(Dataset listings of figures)
--- BEGIN ---

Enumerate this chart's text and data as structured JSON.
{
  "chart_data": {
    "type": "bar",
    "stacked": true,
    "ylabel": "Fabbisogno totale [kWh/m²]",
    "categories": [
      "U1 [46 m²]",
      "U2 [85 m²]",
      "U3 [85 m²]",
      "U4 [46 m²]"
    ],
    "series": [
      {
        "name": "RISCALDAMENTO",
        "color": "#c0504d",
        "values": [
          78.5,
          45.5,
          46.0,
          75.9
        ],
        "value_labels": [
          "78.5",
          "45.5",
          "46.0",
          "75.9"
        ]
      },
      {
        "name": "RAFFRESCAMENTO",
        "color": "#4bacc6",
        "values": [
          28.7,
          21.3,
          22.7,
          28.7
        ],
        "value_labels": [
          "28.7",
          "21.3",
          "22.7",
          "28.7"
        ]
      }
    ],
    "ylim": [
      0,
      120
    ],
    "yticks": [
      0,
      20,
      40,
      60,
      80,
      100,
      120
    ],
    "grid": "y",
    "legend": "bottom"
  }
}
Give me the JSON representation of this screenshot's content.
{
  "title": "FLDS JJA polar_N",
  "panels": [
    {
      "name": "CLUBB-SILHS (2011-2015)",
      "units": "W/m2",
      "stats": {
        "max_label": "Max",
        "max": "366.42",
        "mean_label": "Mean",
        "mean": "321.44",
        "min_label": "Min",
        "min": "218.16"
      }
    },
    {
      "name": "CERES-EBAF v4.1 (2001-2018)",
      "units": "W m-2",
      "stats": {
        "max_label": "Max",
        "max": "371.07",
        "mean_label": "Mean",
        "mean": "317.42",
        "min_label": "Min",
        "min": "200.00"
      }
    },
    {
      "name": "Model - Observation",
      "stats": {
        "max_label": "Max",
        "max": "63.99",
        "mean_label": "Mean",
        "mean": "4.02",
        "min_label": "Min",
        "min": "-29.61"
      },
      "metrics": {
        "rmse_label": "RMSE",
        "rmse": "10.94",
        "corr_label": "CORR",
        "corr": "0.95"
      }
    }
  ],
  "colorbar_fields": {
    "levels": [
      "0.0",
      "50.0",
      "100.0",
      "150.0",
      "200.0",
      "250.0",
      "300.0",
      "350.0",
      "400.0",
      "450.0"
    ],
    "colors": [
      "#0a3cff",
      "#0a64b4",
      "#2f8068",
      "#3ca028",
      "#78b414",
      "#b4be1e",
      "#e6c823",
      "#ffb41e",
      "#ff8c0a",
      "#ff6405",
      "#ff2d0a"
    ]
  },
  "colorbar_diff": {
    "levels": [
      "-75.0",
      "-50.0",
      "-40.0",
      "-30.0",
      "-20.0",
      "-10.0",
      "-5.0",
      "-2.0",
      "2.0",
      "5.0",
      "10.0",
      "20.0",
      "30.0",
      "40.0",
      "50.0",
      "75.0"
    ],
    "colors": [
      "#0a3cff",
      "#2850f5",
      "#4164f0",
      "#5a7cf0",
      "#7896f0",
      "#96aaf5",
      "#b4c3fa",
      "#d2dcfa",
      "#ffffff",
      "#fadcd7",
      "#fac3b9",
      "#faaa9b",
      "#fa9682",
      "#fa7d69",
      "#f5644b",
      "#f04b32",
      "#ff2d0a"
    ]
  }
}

--- END ---

Every line in the data that holds "JSON" should be copied out.

_Answer to the task_
Enumerate this chart's text and data as structured JSON.
Give me the JSON representation of this screenshot's content.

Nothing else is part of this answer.